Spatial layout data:

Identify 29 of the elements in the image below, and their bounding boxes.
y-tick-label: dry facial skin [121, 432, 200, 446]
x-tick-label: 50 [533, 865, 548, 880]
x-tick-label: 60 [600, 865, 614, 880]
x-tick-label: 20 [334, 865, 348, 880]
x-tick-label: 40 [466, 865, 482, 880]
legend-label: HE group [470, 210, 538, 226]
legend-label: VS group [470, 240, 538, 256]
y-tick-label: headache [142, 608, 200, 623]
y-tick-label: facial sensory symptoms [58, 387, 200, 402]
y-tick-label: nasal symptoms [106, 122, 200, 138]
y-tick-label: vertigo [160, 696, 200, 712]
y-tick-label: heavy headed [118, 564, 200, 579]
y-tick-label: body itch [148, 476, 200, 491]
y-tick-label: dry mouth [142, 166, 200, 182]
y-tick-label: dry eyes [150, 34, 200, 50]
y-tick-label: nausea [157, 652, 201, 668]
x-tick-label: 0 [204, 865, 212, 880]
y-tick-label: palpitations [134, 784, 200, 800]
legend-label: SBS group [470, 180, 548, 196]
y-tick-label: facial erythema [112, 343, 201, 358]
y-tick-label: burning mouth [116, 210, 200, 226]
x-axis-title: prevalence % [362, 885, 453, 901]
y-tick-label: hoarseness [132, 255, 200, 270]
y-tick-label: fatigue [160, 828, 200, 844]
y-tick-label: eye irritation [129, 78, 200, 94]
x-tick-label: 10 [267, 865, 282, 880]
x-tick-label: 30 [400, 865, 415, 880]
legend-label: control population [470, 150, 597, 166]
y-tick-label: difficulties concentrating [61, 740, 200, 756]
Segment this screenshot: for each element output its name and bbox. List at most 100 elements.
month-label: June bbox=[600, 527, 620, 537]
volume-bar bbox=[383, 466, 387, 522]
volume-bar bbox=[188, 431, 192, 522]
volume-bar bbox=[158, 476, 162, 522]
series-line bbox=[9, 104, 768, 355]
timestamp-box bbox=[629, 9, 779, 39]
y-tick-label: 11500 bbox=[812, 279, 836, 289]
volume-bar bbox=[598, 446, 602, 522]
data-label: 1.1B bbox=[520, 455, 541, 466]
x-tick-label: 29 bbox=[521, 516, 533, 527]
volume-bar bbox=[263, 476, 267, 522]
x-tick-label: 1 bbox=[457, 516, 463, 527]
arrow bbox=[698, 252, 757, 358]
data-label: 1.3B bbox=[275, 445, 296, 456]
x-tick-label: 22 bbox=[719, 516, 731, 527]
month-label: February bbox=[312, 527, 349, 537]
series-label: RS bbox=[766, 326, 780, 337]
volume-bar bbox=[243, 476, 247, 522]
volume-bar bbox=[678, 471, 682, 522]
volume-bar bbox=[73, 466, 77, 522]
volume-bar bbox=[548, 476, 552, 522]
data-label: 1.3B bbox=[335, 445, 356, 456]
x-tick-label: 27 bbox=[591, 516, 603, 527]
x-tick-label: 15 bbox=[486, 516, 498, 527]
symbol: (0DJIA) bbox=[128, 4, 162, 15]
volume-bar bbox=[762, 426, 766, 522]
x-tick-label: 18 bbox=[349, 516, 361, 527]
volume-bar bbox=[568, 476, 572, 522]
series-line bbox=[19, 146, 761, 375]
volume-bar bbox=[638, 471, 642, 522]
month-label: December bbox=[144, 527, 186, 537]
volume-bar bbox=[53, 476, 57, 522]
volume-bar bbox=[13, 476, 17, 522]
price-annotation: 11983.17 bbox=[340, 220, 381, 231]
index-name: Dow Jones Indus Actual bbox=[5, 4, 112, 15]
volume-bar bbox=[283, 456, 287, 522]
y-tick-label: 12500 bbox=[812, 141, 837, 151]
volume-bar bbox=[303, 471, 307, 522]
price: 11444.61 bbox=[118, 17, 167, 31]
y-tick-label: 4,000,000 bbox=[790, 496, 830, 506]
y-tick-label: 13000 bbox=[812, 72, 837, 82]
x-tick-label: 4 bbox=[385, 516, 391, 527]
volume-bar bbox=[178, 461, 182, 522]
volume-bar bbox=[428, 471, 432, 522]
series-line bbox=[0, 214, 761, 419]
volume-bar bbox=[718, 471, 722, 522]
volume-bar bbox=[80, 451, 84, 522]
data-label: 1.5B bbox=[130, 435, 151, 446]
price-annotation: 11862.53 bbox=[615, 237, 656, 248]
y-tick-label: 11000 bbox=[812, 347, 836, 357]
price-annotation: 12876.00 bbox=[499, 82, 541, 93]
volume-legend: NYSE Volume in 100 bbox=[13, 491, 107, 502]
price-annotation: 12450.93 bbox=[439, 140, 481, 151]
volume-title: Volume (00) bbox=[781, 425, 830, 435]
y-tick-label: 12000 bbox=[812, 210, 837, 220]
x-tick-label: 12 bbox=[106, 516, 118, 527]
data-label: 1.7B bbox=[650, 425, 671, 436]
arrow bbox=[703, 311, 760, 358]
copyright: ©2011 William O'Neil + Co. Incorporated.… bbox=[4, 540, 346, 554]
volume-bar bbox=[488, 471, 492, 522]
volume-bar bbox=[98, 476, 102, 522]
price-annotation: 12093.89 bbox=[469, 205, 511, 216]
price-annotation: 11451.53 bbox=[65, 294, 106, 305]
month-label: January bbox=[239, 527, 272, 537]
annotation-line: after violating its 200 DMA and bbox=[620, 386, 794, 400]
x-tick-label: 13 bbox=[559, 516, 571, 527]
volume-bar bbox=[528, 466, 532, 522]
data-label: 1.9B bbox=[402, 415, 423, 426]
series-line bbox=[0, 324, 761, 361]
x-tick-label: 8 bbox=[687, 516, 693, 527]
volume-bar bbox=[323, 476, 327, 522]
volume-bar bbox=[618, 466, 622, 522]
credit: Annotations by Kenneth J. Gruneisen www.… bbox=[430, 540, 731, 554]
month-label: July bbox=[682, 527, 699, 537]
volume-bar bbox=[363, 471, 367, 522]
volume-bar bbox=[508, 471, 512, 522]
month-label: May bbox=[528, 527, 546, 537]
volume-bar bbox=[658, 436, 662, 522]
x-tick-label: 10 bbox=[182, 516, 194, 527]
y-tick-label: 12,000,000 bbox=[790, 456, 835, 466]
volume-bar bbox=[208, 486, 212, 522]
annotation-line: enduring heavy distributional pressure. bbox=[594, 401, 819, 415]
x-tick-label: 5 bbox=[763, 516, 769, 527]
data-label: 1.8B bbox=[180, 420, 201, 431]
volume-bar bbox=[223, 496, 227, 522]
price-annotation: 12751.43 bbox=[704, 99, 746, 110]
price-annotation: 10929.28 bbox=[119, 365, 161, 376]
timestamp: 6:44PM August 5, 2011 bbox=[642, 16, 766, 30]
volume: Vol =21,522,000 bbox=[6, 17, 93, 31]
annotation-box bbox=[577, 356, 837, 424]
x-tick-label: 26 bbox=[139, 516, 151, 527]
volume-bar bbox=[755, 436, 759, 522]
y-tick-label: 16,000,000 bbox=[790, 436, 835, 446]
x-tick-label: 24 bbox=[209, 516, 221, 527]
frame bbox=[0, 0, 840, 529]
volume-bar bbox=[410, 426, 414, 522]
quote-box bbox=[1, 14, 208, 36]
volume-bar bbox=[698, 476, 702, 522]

Aim: Reproduce every one of the items above line for line, with no changes.

Task response:
Identify 29 of the elements in the image below, and their bounding boxes.
y-tick-label: dry facial skin [121, 432, 200, 446]
x-tick-label: 50 [533, 865, 548, 880]
x-tick-label: 60 [600, 865, 614, 880]
x-tick-label: 20 [334, 865, 348, 880]
x-tick-label: 40 [466, 865, 482, 880]
legend-label: HE group [470, 210, 538, 226]
legend-label: VS group [470, 240, 538, 256]
y-tick-label: headache [142, 608, 200, 623]
y-tick-label: facial sensory symptoms [58, 387, 200, 402]
y-tick-label: nasal symptoms [106, 122, 200, 138]
y-tick-label: vertigo [160, 696, 200, 712]
y-tick-label: heavy headed [118, 564, 200, 579]
y-tick-label: body itch [148, 476, 200, 491]
y-tick-label: dry mouth [142, 166, 200, 182]
y-tick-label: dry eyes [150, 34, 200, 50]
y-tick-label: nausea [157, 652, 201, 668]
x-tick-label: 0 [204, 865, 212, 880]
y-tick-label: palpitations [134, 784, 200, 800]
legend-label: SBS group [470, 180, 548, 196]
y-tick-label: facial erythema [112, 343, 201, 358]
y-tick-label: burning mouth [116, 210, 200, 226]
x-axis-title: prevalence % [362, 885, 453, 901]
y-tick-label: hoarseness [132, 255, 200, 270]
y-tick-label: fatigue [160, 828, 200, 844]
y-tick-label: eye irritation [129, 78, 200, 94]
x-tick-label: 10 [267, 865, 282, 880]
x-tick-label: 30 [400, 865, 415, 880]
legend-label: control population [470, 150, 597, 166]
y-tick-label: difficulties concentrating [61, 740, 200, 756]
Segment this screenshot: for each element output its name and bbox. List at most 100 elements.
month-label: June bbox=[600, 527, 620, 537]
volume-bar bbox=[383, 466, 387, 522]
volume-bar bbox=[188, 431, 192, 522]
volume-bar bbox=[158, 476, 162, 522]
series-line bbox=[9, 104, 768, 355]
timestamp-box bbox=[629, 9, 779, 39]
y-tick-label: 11500 bbox=[812, 279, 836, 289]
volume-bar bbox=[598, 446, 602, 522]
data-label: 1.1B bbox=[520, 455, 541, 466]
x-tick-label: 29 bbox=[521, 516, 533, 527]
volume-bar bbox=[263, 476, 267, 522]
x-tick-label: 1 bbox=[457, 516, 463, 527]
arrow bbox=[698, 252, 757, 358]
data-label: 1.3B bbox=[275, 445, 296, 456]
x-tick-label: 22 bbox=[719, 516, 731, 527]
month-label: February bbox=[312, 527, 349, 537]
series-label: RS bbox=[766, 326, 780, 337]
volume-bar bbox=[243, 476, 247, 522]
volume-bar bbox=[678, 471, 682, 522]
volume-bar bbox=[73, 466, 77, 522]
volume-bar bbox=[548, 476, 552, 522]
data-label: 1.3B bbox=[335, 445, 356, 456]
x-tick-label: 27 bbox=[591, 516, 603, 527]
x-tick-label: 15 bbox=[486, 516, 498, 527]
symbol: (0DJIA) bbox=[128, 4, 162, 15]
volume-bar bbox=[762, 426, 766, 522]
x-tick-label: 18 bbox=[349, 516, 361, 527]
volume-bar bbox=[568, 476, 572, 522]
series-line bbox=[19, 146, 761, 375]
volume-bar bbox=[638, 471, 642, 522]
month-label: December bbox=[144, 527, 186, 537]
volume-bar bbox=[53, 476, 57, 522]
volume-bar bbox=[13, 476, 17, 522]
price-annotation: 11983.17 bbox=[340, 220, 381, 231]
index-name: Dow Jones Indus Actual bbox=[5, 4, 112, 15]
volume-bar bbox=[283, 456, 287, 522]
y-tick-label: 12500 bbox=[812, 141, 837, 151]
volume-bar bbox=[303, 471, 307, 522]
price: 11444.61 bbox=[118, 17, 167, 31]
y-tick-label: 4,000,000 bbox=[790, 496, 830, 506]
y-tick-label: 13000 bbox=[812, 72, 837, 82]
x-tick-label: 4 bbox=[385, 516, 391, 527]
volume-bar bbox=[178, 461, 182, 522]
volume-bar bbox=[428, 471, 432, 522]
series-line bbox=[0, 214, 761, 419]
volume-bar bbox=[718, 471, 722, 522]
volume-bar bbox=[80, 451, 84, 522]
data-label: 1.5B bbox=[130, 435, 151, 446]
price-annotation: 11862.53 bbox=[615, 237, 656, 248]
y-tick-label: 11000 bbox=[812, 347, 836, 357]
price-annotation: 12876.00 bbox=[499, 82, 541, 93]
volume-legend: NYSE Volume in 100 bbox=[13, 491, 107, 502]
price-annotation: 12450.93 bbox=[439, 140, 481, 151]
volume-title: Volume (00) bbox=[781, 425, 830, 435]
y-tick-label: 12000 bbox=[812, 210, 837, 220]
x-tick-label: 12 bbox=[106, 516, 118, 527]
data-label: 1.7B bbox=[650, 425, 671, 436]
arrow bbox=[703, 311, 760, 358]
copyright: ©2011 William O'Neil + Co. Incorporated.… bbox=[4, 540, 346, 554]
volume-bar bbox=[488, 471, 492, 522]
volume-bar bbox=[98, 476, 102, 522]
price-annotation: 12093.89 bbox=[469, 205, 511, 216]
price-annotation: 11451.53 bbox=[65, 294, 106, 305]
month-label: January bbox=[239, 527, 272, 537]
annotation-line: after violating its 200 DMA and bbox=[620, 386, 794, 400]
x-tick-label: 13 bbox=[559, 516, 571, 527]
volume-bar bbox=[528, 466, 532, 522]
data-label: 1.9B bbox=[402, 415, 423, 426]
series-line bbox=[0, 324, 761, 361]
x-tick-label: 8 bbox=[687, 516, 693, 527]
volume-bar bbox=[323, 476, 327, 522]
volume-bar bbox=[618, 466, 622, 522]
credit: Annotations by Kenneth J. Gruneisen www.… bbox=[430, 540, 731, 554]
month-label: July bbox=[682, 527, 699, 537]
volume-bar bbox=[363, 471, 367, 522]
volume-bar bbox=[508, 471, 512, 522]
month-label: May bbox=[528, 527, 546, 537]
volume-bar bbox=[658, 436, 662, 522]
x-tick-label: 10 bbox=[182, 516, 194, 527]
y-tick-label: 12,000,000 bbox=[790, 456, 835, 466]
volume-bar bbox=[208, 486, 212, 522]
annotation-line: enduring heavy distributional pressure. bbox=[594, 401, 819, 415]
x-tick-label: 5 bbox=[763, 516, 769, 527]
data-label: 1.8B bbox=[180, 420, 201, 431]
volume-bar bbox=[223, 496, 227, 522]
price-annotation: 12751.43 bbox=[704, 99, 746, 110]
price-annotation: 10929.28 bbox=[119, 365, 161, 376]
timestamp: 6:44PM August 5, 2011 bbox=[642, 16, 766, 30]
volume: Vol =21,522,000 bbox=[6, 17, 93, 31]
annotation-box bbox=[577, 356, 837, 424]
x-tick-label: 26 bbox=[139, 516, 151, 527]
volume-bar bbox=[755, 436, 759, 522]
y-tick-label: 16,000,000 bbox=[790, 436, 835, 446]
x-tick-label: 24 bbox=[209, 516, 221, 527]
frame bbox=[0, 0, 840, 529]
volume-bar bbox=[410, 426, 414, 522]
quote-box bbox=[1, 14, 208, 36]
volume-bar bbox=[698, 476, 702, 522]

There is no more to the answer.